- **Directions**
Keep only the lines where "content" appears.

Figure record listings
##############################
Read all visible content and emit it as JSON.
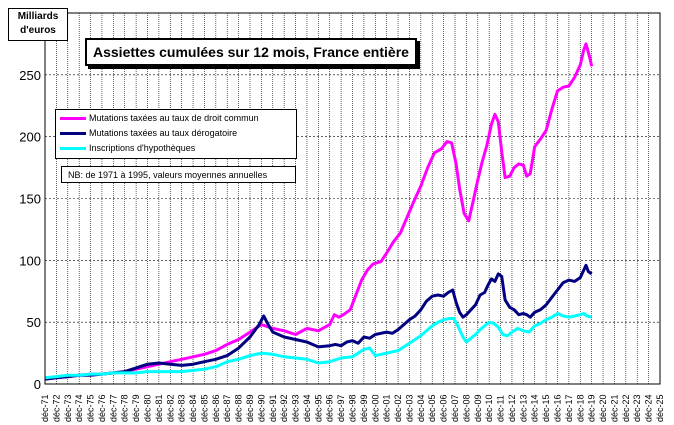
{
  "chart_data": {
    "type": "line",
    "title": "Assiettes cumulées sur 12 mois, France entière",
    "ylabel": "Milliards d'euros",
    "ylabel_lines": [
      "Milliards",
      "d'euros"
    ],
    "note": "NB:  de 1971 à 1995, valeurs moyennes annuelles",
    "ylim": [
      0,
      300
    ],
    "yticks": [
      0,
      50,
      100,
      150,
      200,
      250
    ],
    "xlim": [
      1971,
      2025
    ],
    "grid": true,
    "legend": "left",
    "x_ticks": [
      "déc-71",
      "déc-72",
      "déc-73",
      "déc-74",
      "déc-75",
      "déc-76",
      "déc-77",
      "déc-78",
      "déc-79",
      "déc-80",
      "déc-81",
      "déc-82",
      "déc-83",
      "déc-84",
      "déc-85",
      "déc-86",
      "déc-87",
      "déc-88",
      "déc-89",
      "déc-90",
      "déc-91",
      "déc-92",
      "déc-93",
      "déc-94",
      "déc-95",
      "déc-96",
      "déc-97",
      "déc-98",
      "déc-99",
      "déc-00",
      "déc-01",
      "déc-02",
      "déc-03",
      "déc-04",
      "déc-05",
      "déc-06",
      "déc-07",
      "déc-08",
      "déc-09",
      "déc-10",
      "déc-11",
      "déc-12",
      "déc-13",
      "déc-14",
      "déc-15",
      "déc-16",
      "déc-17",
      "déc-18",
      "déc-19",
      "déc-20",
      "déc-21",
      "déc-22",
      "déc-23",
      "déc-24",
      "déc-25"
    ],
    "series": [
      {
        "name": "Mutations taxées au taux de droit commun",
        "color": "#ff00ff",
        "points": [
          [
            1971,
            4
          ],
          [
            1972,
            5
          ],
          [
            1973,
            6
          ],
          [
            1974,
            7
          ],
          [
            1975,
            8
          ],
          [
            1976,
            8
          ],
          [
            1977,
            9
          ],
          [
            1978,
            10
          ],
          [
            1979,
            12
          ],
          [
            1980,
            14
          ],
          [
            1981,
            16
          ],
          [
            1982,
            18
          ],
          [
            1983,
            20
          ],
          [
            1984,
            22
          ],
          [
            1985,
            24
          ],
          [
            1986,
            27
          ],
          [
            1987,
            32
          ],
          [
            1988,
            36
          ],
          [
            1989,
            42
          ],
          [
            1990,
            48
          ],
          [
            1991,
            45
          ],
          [
            1992,
            43
          ],
          [
            1993,
            40
          ],
          [
            1994,
            45
          ],
          [
            1995,
            43
          ],
          [
            1996,
            48
          ],
          [
            1996.4,
            56
          ],
          [
            1996.8,
            54
          ],
          [
            1997.2,
            56
          ],
          [
            1997.8,
            60
          ],
          [
            1998.3,
            72
          ],
          [
            1998.8,
            84
          ],
          [
            1999.3,
            92
          ],
          [
            1999.8,
            97
          ],
          [
            2000.5,
            99
          ],
          [
            2001,
            106
          ],
          [
            2001.6,
            115
          ],
          [
            2002.2,
            122
          ],
          [
            2002.8,
            135
          ],
          [
            2003.4,
            148
          ],
          [
            2004,
            160
          ],
          [
            2004.6,
            175
          ],
          [
            2005.2,
            187
          ],
          [
            2005.8,
            190
          ],
          [
            2006.3,
            196
          ],
          [
            2006.7,
            195
          ],
          [
            2007.1,
            178
          ],
          [
            2007.4,
            158
          ],
          [
            2007.8,
            138
          ],
          [
            2008.2,
            132
          ],
          [
            2008.6,
            148
          ],
          [
            2009,
            165
          ],
          [
            2009.4,
            180
          ],
          [
            2009.8,
            193
          ],
          [
            2010.2,
            210
          ],
          [
            2010.5,
            218
          ],
          [
            2010.8,
            212
          ],
          [
            2011.1,
            188
          ],
          [
            2011.4,
            167
          ],
          [
            2011.8,
            168
          ],
          [
            2012.2,
            175
          ],
          [
            2012.6,
            178
          ],
          [
            2013,
            177
          ],
          [
            2013.3,
            168
          ],
          [
            2013.6,
            170
          ],
          [
            2014,
            192
          ],
          [
            2014.5,
            198
          ],
          [
            2015,
            205
          ],
          [
            2015.5,
            222
          ],
          [
            2016,
            237
          ],
          [
            2016.5,
            240
          ],
          [
            2017,
            241
          ],
          [
            2017.5,
            248
          ],
          [
            2018,
            258
          ],
          [
            2018.3,
            270
          ],
          [
            2018.5,
            275
          ],
          [
            2018.8,
            265
          ],
          [
            2019,
            257
          ]
        ]
      },
      {
        "name": "Mutations taxées au taux dérogatoire",
        "color": "#000080",
        "points": [
          [
            1971,
            4
          ],
          [
            1972,
            5
          ],
          [
            1973,
            6
          ],
          [
            1974,
            7
          ],
          [
            1975,
            7
          ],
          [
            1976,
            8
          ],
          [
            1977,
            9
          ],
          [
            1978,
            10
          ],
          [
            1979,
            13
          ],
          [
            1980,
            16
          ],
          [
            1981,
            17
          ],
          [
            1982,
            16
          ],
          [
            1983,
            15
          ],
          [
            1984,
            16
          ],
          [
            1985,
            18
          ],
          [
            1986,
            20
          ],
          [
            1987,
            23
          ],
          [
            1988,
            29
          ],
          [
            1989,
            38
          ],
          [
            1989.8,
            48
          ],
          [
            1990.2,
            55
          ],
          [
            1990.6,
            48
          ],
          [
            1991,
            42
          ],
          [
            1992,
            38
          ],
          [
            1993,
            36
          ],
          [
            1994,
            34
          ],
          [
            1995,
            30
          ],
          [
            1996,
            31
          ],
          [
            1996.5,
            32
          ],
          [
            1997,
            31
          ],
          [
            1997.5,
            34
          ],
          [
            1998,
            35
          ],
          [
            1998.5,
            33
          ],
          [
            1999,
            38
          ],
          [
            1999.5,
            37
          ],
          [
            2000,
            40
          ],
          [
            2000.5,
            41
          ],
          [
            2001,
            42
          ],
          [
            2001.5,
            41
          ],
          [
            2002,
            44
          ],
          [
            2002.5,
            48
          ],
          [
            2003,
            52
          ],
          [
            2003.5,
            55
          ],
          [
            2004,
            60
          ],
          [
            2004.5,
            67
          ],
          [
            2005,
            71
          ],
          [
            2005.5,
            72
          ],
          [
            2006,
            71
          ],
          [
            2006.4,
            74
          ],
          [
            2006.8,
            76
          ],
          [
            2007.1,
            66
          ],
          [
            2007.4,
            58
          ],
          [
            2007.7,
            54
          ],
          [
            2008,
            56
          ],
          [
            2008.4,
            60
          ],
          [
            2008.8,
            64
          ],
          [
            2009.2,
            72
          ],
          [
            2009.6,
            74
          ],
          [
            2009.9,
            80
          ],
          [
            2010.2,
            85
          ],
          [
            2010.5,
            83
          ],
          [
            2010.8,
            89
          ],
          [
            2011.1,
            87
          ],
          [
            2011.4,
            68
          ],
          [
            2011.8,
            62
          ],
          [
            2012.2,
            60
          ],
          [
            2012.6,
            56
          ],
          [
            2013,
            57
          ],
          [
            2013.3,
            56
          ],
          [
            2013.6,
            54
          ],
          [
            2014,
            58
          ],
          [
            2014.5,
            60
          ],
          [
            2015,
            64
          ],
          [
            2015.5,
            70
          ],
          [
            2016,
            76
          ],
          [
            2016.5,
            82
          ],
          [
            2017,
            84
          ],
          [
            2017.5,
            83
          ],
          [
            2018,
            86
          ],
          [
            2018.3,
            92
          ],
          [
            2018.5,
            96
          ],
          [
            2018.7,
            91
          ],
          [
            2019,
            89
          ]
        ]
      },
      {
        "name": "Inscriptions d'hypothèques",
        "color": "#00ffff",
        "points": [
          [
            1971,
            5
          ],
          [
            1972,
            6
          ],
          [
            1973,
            7
          ],
          [
            1974,
            7
          ],
          [
            1975,
            8
          ],
          [
            1976,
            8
          ],
          [
            1977,
            9
          ],
          [
            1978,
            9
          ],
          [
            1979,
            9
          ],
          [
            1980,
            10
          ],
          [
            1981,
            10
          ],
          [
            1982,
            10
          ],
          [
            1983,
            10
          ],
          [
            1984,
            11
          ],
          [
            1985,
            12
          ],
          [
            1986,
            14
          ],
          [
            1987,
            18
          ],
          [
            1988,
            20
          ],
          [
            1989,
            23
          ],
          [
            1990,
            25
          ],
          [
            1991,
            24
          ],
          [
            1992,
            22
          ],
          [
            1993,
            21
          ],
          [
            1994,
            20
          ],
          [
            1995,
            17
          ],
          [
            1996,
            18
          ],
          [
            1997,
            21
          ],
          [
            1998,
            22
          ],
          [
            1999,
            28
          ],
          [
            1999.5,
            29
          ],
          [
            2000,
            23
          ],
          [
            2001,
            25
          ],
          [
            2002,
            27
          ],
          [
            2002.5,
            30
          ],
          [
            2003,
            33
          ],
          [
            2003.5,
            36
          ],
          [
            2004,
            39
          ],
          [
            2004.5,
            43
          ],
          [
            2005,
            47
          ],
          [
            2005.5,
            50
          ],
          [
            2006,
            52
          ],
          [
            2006.5,
            53
          ],
          [
            2006.9,
            53
          ],
          [
            2007.3,
            46
          ],
          [
            2007.7,
            38
          ],
          [
            2008,
            34
          ],
          [
            2008.4,
            37
          ],
          [
            2008.8,
            40
          ],
          [
            2009.2,
            44
          ],
          [
            2009.6,
            47
          ],
          [
            2010,
            50
          ],
          [
            2010.4,
            49
          ],
          [
            2010.8,
            46
          ],
          [
            2011.2,
            40
          ],
          [
            2011.6,
            39
          ],
          [
            2012,
            42
          ],
          [
            2012.5,
            45
          ],
          [
            2013,
            43
          ],
          [
            2013.5,
            42
          ],
          [
            2014,
            47
          ],
          [
            2014.5,
            49
          ],
          [
            2015,
            52
          ],
          [
            2015.5,
            54
          ],
          [
            2016,
            57
          ],
          [
            2016.5,
            55
          ],
          [
            2017,
            54
          ],
          [
            2017.5,
            55
          ],
          [
            2018,
            56
          ],
          [
            2018.3,
            57
          ],
          [
            2018.6,
            55
          ],
          [
            2019,
            54
          ]
        ]
      }
    ]
  }
}
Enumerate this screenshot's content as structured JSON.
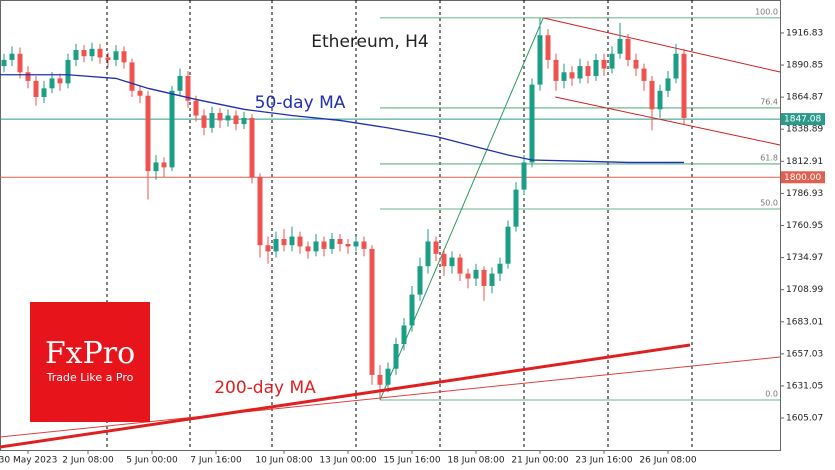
##############################
- **Answer in full**
Read all visible content and emit it as JSON.
Enumerate this screenshot's content as structured JSON.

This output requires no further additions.